:: GIVEN EXERCISE ::
Every line that contains "pada" counts once; give the total number of such lines, with no other words.
** Start RECORD LIST **
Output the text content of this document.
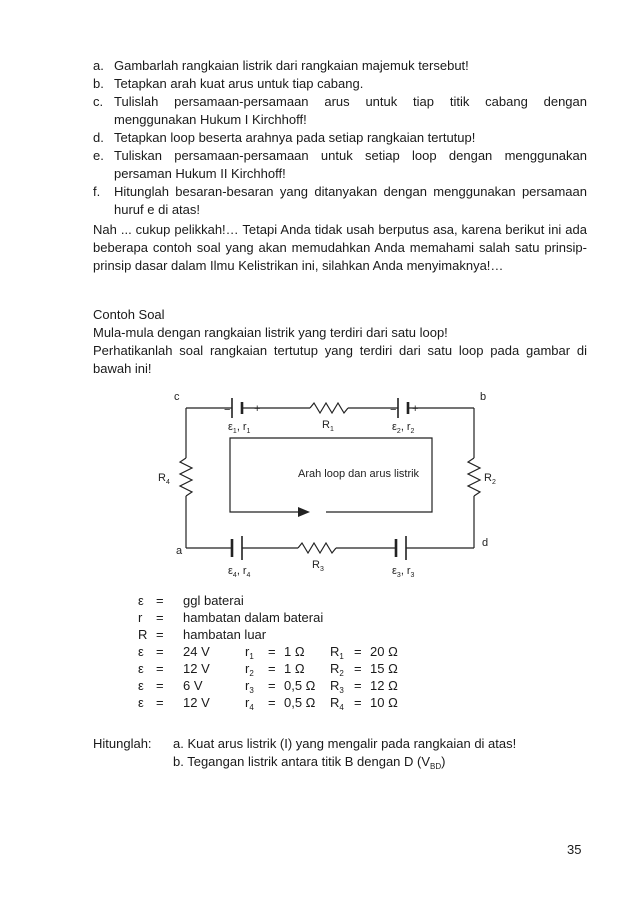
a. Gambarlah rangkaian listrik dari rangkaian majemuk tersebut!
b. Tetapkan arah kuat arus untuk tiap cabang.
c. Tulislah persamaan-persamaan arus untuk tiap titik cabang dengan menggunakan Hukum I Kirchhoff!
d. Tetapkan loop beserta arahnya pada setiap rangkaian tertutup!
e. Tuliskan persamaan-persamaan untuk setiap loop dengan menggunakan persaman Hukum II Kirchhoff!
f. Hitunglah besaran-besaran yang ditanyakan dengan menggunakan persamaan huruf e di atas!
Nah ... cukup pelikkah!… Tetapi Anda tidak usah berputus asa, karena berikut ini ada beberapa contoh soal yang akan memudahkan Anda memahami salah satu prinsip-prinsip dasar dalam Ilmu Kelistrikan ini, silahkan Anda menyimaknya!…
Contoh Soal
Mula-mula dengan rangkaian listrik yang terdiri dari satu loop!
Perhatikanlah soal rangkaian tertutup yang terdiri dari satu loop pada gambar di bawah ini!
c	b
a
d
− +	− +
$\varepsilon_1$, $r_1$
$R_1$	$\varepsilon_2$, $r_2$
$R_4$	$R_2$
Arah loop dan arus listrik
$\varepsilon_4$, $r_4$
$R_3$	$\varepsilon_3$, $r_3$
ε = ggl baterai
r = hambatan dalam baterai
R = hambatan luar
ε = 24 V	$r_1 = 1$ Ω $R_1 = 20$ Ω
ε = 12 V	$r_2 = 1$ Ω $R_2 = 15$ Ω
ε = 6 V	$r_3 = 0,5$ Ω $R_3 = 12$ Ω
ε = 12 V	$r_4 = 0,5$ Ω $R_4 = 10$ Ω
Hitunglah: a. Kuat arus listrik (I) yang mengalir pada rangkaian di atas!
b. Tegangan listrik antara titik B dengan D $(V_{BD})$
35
** End RECORD LIST **
** Start RECORD LIST **
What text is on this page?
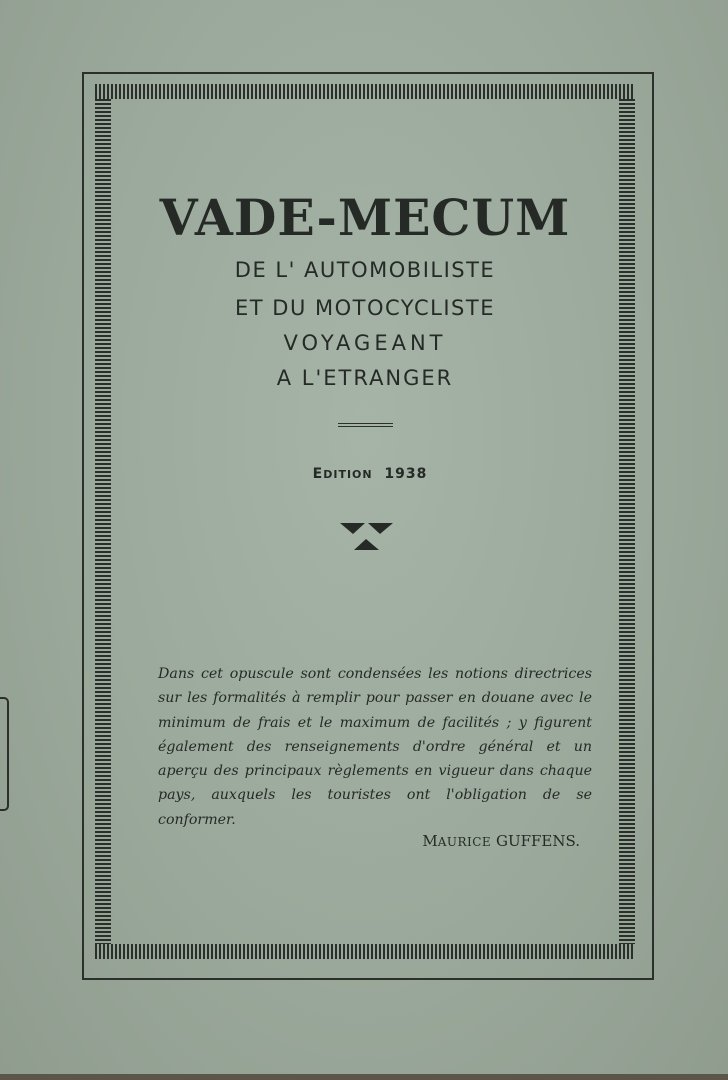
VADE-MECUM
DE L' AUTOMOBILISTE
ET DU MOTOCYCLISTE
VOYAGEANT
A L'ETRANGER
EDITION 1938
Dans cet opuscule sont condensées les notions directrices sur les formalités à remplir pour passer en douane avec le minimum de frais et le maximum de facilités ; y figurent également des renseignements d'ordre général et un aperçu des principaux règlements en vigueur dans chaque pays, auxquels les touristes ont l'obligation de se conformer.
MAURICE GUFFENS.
** End RECORD LIST **
:: WORKED ANSWER ::
3